>> begin

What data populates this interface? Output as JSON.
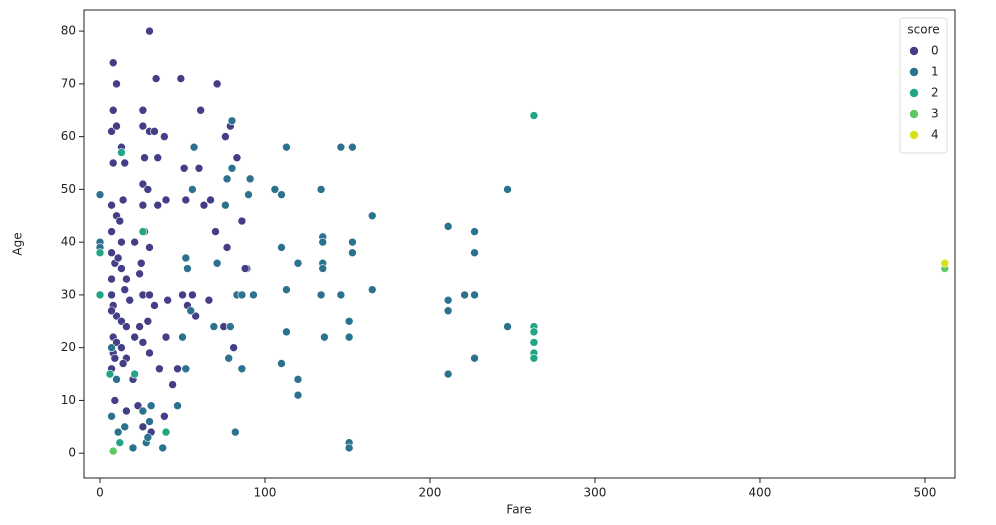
{
  "chart_data": {
    "type": "scatter",
    "x_label": "Fare",
    "y_label": "Age",
    "legend_title": "score",
    "legend": "upper right",
    "xlim": [
      -9.7,
      518.2
    ],
    "ylim": [
      -4.7,
      84.0
    ],
    "xticks": [
      0,
      100,
      200,
      300,
      400,
      500
    ],
    "yticks": [
      0,
      10,
      20,
      30,
      40,
      50,
      60,
      70,
      80
    ],
    "series": [
      {
        "name": "0",
        "color": "#433e85",
        "x": [
          30,
          8,
          34,
          49,
          71,
          10,
          8,
          26,
          61,
          7,
          10,
          26,
          30,
          33,
          13,
          27,
          35,
          39,
          76,
          79,
          83,
          8,
          15,
          51,
          60,
          52,
          67,
          86,
          26,
          29,
          7,
          10,
          14,
          26,
          35,
          40,
          7,
          13,
          21,
          27,
          30,
          7,
          9,
          13,
          16,
          24,
          26,
          30,
          7,
          8,
          10,
          13,
          16,
          21,
          24,
          8,
          8,
          9,
          10,
          13,
          16,
          26,
          30,
          50,
          53,
          56,
          66,
          75,
          81,
          89,
          7,
          7,
          15,
          18,
          29,
          33,
          14,
          20,
          7,
          23,
          26,
          31,
          16,
          9,
          39,
          44,
          47,
          11,
          12,
          25,
          41,
          36,
          70,
          77,
          63,
          88,
          58,
          40
        ],
        "y": [
          80,
          74,
          71,
          71,
          70,
          70,
          65,
          65,
          65,
          61,
          62,
          62,
          61,
          61,
          58,
          56,
          56,
          60,
          60,
          62,
          56,
          55,
          55,
          54,
          54,
          48,
          48,
          44,
          51,
          50,
          47,
          45,
          48,
          47,
          47,
          48,
          42,
          40,
          40,
          42,
          39,
          38,
          36,
          35,
          33,
          34,
          30,
          30,
          30,
          28,
          26,
          25,
          24,
          22,
          24,
          22,
          19,
          18,
          21,
          20,
          18,
          21,
          19,
          30,
          28,
          30,
          29,
          24,
          20,
          35,
          33,
          27,
          31,
          29,
          25,
          28,
          17,
          14,
          16,
          9,
          5,
          4,
          8,
          10,
          7,
          13,
          16,
          37,
          44,
          36,
          29,
          16,
          42,
          39,
          47,
          35,
          26,
          22
        ]
      },
      {
        "name": "1",
        "color": "#2c728e",
        "x": [
          247,
          211,
          227,
          227,
          211,
          221,
          227,
          211,
          247,
          227,
          211,
          165,
          153,
          153,
          165,
          153,
          146,
          113,
          135,
          135,
          134,
          135,
          135,
          134,
          146,
          151,
          151,
          136,
          113,
          113,
          110,
          120,
          110,
          106,
          120,
          120,
          110,
          151,
          151,
          82,
          80,
          80,
          77,
          76,
          90,
          91,
          83,
          71,
          79,
          57,
          56,
          52,
          55,
          52,
          47,
          30,
          31,
          28,
          38,
          7,
          0,
          0,
          0,
          15,
          11,
          20,
          26,
          29,
          7,
          10,
          53,
          69,
          86,
          93,
          86,
          78,
          50
        ],
        "y": [
          50,
          43,
          42,
          38,
          29,
          30,
          30,
          27,
          24,
          18,
          15,
          45,
          40,
          38,
          31,
          58,
          58,
          58,
          41,
          40,
          50,
          36,
          35,
          30,
          30,
          25,
          22,
          22,
          31,
          23,
          39,
          36,
          49,
          50,
          14,
          11,
          17,
          2,
          1,
          4,
          63,
          54,
          52,
          47,
          49,
          52,
          30,
          36,
          24,
          58,
          50,
          37,
          27,
          16,
          9,
          6,
          9,
          2,
          1,
          7,
          40,
          39,
          49,
          5,
          4,
          1,
          8,
          3,
          20,
          14,
          35,
          24,
          30,
          30,
          16,
          18,
          22
        ]
      },
      {
        "name": "2",
        "color": "#21a585",
        "x": [
          263,
          263,
          263,
          263,
          263,
          263,
          0,
          0,
          12,
          40,
          26,
          13,
          6,
          21
        ],
        "y": [
          64,
          24,
          23,
          21,
          19,
          18,
          38,
          30,
          2,
          4,
          42,
          57,
          15,
          15
        ]
      },
      {
        "name": "3",
        "color": "#5ec962",
        "x": [
          512,
          8
        ],
        "y": [
          35,
          0.4
        ]
      },
      {
        "name": "4",
        "color": "#d8e219",
        "x": [
          512
        ],
        "y": [
          36
        ]
      }
    ]
  }
}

>> end

■ TASK BRIEF ■
Excluding the pictures, restate the records above word for word.

■ EXPECTED ANSWER ■
What data populates this interface? Output as JSON.
{
  "chart_data": {
    "type": "scatter",
    "x_label": "Fare",
    "y_label": "Age",
    "legend_title": "score",
    "legend": "upper right",
    "xlim": [
      -9.7,
      518.2
    ],
    "ylim": [
      -4.7,
      84.0
    ],
    "xticks": [
      0,
      100,
      200,
      300,
      400,
      500
    ],
    "yticks": [
      0,
      10,
      20,
      30,
      40,
      50,
      60,
      70,
      80
    ],
    "series": [
      {
        "name": "0",
        "color": "#433e85",
        "x": [
          30,
          8,
          34,
          49,
          71,
          10,
          8,
          26,
          61,
          7,
          10,
          26,
          30,
          33,
          13,
          27,
          35,
          39,
          76,
          79,
          83,
          8,
          15,
          51,
          60,
          52,
          67,
          86,
          26,
          29,
          7,
          10,
          14,
          26,
          35,
          40,
          7,
          13,
          21,
          27,
          30,
          7,
          9,
          13,
          16,
          24,
          26,
          30,
          7,
          8,
          10,
          13,
          16,
          21,
          24,
          8,
          8,
          9,
          10,
          13,
          16,
          26,
          30,
          50,
          53,
          56,
          66,
          75,
          81,
          89,
          7,
          7,
          15,
          18,
          29,
          33,
          14,
          20,
          7,
          23,
          26,
          31,
          16,
          9,
          39,
          44,
          47,
          11,
          12,
          25,
          41,
          36,
          70,
          77,
          63,
          88,
          58,
          40
        ],
        "y": [
          80,
          74,
          71,
          71,
          70,
          70,
          65,
          65,
          65,
          61,
          62,
          62,
          61,
          61,
          58,
          56,
          56,
          60,
          60,
          62,
          56,
          55,
          55,
          54,
          54,
          48,
          48,
          44,
          51,
          50,
          47,
          45,
          48,
          47,
          47,
          48,
          42,
          40,
          40,
          42,
          39,
          38,
          36,
          35,
          33,
          34,
          30,
          30,
          30,
          28,
          26,
          25,
          24,
          22,
          24,
          22,
          19,
          18,
          21,
          20,
          18,
          21,
          19,
          30,
          28,
          30,
          29,
          24,
          20,
          35,
          33,
          27,
          31,
          29,
          25,
          28,
          17,
          14,
          16,
          9,
          5,
          4,
          8,
          10,
          7,
          13,
          16,
          37,
          44,
          36,
          29,
          16,
          42,
          39,
          47,
          35,
          26,
          22
        ]
      },
      {
        "name": "1",
        "color": "#2c728e",
        "x": [
          247,
          211,
          227,
          227,
          211,
          221,
          227,
          211,
          247,
          227,
          211,
          165,
          153,
          153,
          165,
          153,
          146,
          113,
          135,
          135,
          134,
          135,
          135,
          134,
          146,
          151,
          151,
          136,
          113,
          113,
          110,
          120,
          110,
          106,
          120,
          120,
          110,
          151,
          151,
          82,
          80,
          80,
          77,
          76,
          90,
          91,
          83,
          71,
          79,
          57,
          56,
          52,
          55,
          52,
          47,
          30,
          31,
          28,
          38,
          7,
          0,
          0,
          0,
          15,
          11,
          20,
          26,
          29,
          7,
          10,
          53,
          69,
          86,
          93,
          86,
          78,
          50
        ],
        "y": [
          50,
          43,
          42,
          38,
          29,
          30,
          30,
          27,
          24,
          18,
          15,
          45,
          40,
          38,
          31,
          58,
          58,
          58,
          41,
          40,
          50,
          36,
          35,
          30,
          30,
          25,
          22,
          22,
          31,
          23,
          39,
          36,
          49,
          50,
          14,
          11,
          17,
          2,
          1,
          4,
          63,
          54,
          52,
          47,
          49,
          52,
          30,
          36,
          24,
          58,
          50,
          37,
          27,
          16,
          9,
          6,
          9,
          2,
          1,
          7,
          40,
          39,
          49,
          5,
          4,
          1,
          8,
          3,
          20,
          14,
          35,
          24,
          30,
          30,
          16,
          18,
          22
        ]
      },
      {
        "name": "2",
        "color": "#21a585",
        "x": [
          263,
          263,
          263,
          263,
          263,
          263,
          0,
          0,
          12,
          40,
          26,
          13,
          6,
          21
        ],
        "y": [
          64,
          24,
          23,
          21,
          19,
          18,
          38,
          30,
          2,
          4,
          42,
          57,
          15,
          15
        ]
      },
      {
        "name": "3",
        "color": "#5ec962",
        "x": [
          512,
          8
        ],
        "y": [
          35,
          0.4
        ]
      },
      {
        "name": "4",
        "color": "#d8e219",
        "x": [
          512
        ],
        "y": [
          36
        ]
      }
    ]
  }
}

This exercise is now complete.